**INSTRUCTIONS FOR THE TASK**:
Review the material and extract every line in which the word "участков" occurs.

**STORED DATA**:
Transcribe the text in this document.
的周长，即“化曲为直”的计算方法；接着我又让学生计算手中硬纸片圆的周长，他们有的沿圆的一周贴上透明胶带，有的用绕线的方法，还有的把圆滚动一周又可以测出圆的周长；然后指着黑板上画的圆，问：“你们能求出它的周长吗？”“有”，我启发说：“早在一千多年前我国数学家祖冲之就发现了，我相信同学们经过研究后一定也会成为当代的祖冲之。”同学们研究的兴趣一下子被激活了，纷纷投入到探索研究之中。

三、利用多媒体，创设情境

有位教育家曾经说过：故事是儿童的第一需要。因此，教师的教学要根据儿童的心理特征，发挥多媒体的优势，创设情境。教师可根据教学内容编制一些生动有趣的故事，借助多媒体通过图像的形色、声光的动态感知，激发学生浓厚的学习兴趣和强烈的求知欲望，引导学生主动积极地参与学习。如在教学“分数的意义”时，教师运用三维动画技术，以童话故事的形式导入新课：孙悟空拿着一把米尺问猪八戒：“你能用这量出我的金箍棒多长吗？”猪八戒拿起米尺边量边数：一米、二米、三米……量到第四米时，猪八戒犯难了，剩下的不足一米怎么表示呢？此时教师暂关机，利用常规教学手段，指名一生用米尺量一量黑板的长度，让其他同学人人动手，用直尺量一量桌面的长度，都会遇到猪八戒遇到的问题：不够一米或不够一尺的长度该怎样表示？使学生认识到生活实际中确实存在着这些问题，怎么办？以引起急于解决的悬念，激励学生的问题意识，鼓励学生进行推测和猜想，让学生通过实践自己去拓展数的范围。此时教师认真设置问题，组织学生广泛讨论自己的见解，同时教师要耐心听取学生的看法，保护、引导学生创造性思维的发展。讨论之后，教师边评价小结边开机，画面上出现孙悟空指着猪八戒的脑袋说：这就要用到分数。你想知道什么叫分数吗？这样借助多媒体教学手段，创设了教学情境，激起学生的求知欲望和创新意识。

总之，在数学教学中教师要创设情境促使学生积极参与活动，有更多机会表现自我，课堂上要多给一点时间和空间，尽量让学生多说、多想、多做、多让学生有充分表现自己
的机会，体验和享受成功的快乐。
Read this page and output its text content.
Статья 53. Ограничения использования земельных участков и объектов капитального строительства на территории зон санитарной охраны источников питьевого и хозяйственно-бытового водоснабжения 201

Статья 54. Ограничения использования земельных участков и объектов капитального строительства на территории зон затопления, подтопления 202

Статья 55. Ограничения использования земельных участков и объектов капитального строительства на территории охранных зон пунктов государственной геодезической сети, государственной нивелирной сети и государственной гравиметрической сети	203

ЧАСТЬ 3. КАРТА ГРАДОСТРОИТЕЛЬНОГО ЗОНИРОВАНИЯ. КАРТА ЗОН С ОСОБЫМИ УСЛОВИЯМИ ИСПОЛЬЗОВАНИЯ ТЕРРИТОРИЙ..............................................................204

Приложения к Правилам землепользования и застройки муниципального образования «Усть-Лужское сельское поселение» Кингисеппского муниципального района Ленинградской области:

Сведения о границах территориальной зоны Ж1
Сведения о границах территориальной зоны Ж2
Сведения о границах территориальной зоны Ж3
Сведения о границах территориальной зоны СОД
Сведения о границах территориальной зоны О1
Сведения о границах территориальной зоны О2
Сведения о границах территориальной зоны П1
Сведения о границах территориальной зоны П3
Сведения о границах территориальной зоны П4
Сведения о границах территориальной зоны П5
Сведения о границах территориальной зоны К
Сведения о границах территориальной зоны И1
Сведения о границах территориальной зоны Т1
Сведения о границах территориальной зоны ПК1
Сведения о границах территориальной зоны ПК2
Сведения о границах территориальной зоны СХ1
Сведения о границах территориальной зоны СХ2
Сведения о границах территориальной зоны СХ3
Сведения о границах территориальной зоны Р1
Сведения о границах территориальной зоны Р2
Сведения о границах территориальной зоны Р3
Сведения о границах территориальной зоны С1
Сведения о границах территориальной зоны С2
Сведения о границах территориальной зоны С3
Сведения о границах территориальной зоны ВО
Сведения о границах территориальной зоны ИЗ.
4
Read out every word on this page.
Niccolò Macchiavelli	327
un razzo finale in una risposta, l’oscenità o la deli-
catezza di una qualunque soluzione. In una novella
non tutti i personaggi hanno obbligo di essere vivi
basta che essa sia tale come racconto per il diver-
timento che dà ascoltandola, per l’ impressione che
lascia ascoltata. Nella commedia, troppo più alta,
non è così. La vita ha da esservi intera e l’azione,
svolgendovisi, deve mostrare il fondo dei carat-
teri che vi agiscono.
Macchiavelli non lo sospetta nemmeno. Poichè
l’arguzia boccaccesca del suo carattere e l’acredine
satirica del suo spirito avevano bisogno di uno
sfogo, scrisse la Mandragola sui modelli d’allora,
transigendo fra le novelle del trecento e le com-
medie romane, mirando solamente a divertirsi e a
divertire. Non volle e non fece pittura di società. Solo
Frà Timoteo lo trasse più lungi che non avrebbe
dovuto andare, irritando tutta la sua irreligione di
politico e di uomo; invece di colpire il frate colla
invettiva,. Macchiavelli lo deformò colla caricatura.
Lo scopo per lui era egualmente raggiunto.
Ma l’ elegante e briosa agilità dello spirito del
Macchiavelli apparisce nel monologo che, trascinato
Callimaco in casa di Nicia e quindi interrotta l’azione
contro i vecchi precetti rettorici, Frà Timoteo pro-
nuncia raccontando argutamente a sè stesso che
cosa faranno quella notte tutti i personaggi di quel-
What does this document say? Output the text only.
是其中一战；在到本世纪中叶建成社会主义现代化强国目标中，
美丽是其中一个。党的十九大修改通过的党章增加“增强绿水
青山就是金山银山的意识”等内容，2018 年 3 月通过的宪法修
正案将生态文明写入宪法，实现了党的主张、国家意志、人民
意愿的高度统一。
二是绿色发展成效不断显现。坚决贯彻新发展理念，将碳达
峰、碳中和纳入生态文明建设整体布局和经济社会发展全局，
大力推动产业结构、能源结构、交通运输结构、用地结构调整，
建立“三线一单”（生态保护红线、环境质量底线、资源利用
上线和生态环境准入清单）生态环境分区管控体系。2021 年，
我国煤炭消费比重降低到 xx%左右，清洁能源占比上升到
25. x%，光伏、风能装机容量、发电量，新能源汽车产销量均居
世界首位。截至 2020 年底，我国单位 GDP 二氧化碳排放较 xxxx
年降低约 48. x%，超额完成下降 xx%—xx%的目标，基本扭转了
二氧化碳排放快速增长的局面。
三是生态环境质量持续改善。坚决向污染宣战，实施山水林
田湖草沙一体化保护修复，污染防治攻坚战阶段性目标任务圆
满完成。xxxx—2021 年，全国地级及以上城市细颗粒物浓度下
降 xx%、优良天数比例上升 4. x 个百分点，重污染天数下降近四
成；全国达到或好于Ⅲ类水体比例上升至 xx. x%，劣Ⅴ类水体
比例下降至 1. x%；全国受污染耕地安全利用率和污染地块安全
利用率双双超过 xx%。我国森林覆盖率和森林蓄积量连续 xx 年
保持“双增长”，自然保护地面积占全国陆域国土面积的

**EXERCISE RESULT**:
Статья 53. Ограничения использования земельных участков и объектов капитального строительства на территории зон санитарной охраны источников питьевого и хозяйственно-бытового водоснабжения 201
Статья 54. Ограничения использования земельных участков и объектов капитального строительства на территории зон затопления, подтопления 202
Статья 55. Ограничения использования земельных участков и объектов капитального строительства на территории охранных зон пунктов государственной геодезической сети, государственной нивелирной сети и государственной гравиметрической сети	203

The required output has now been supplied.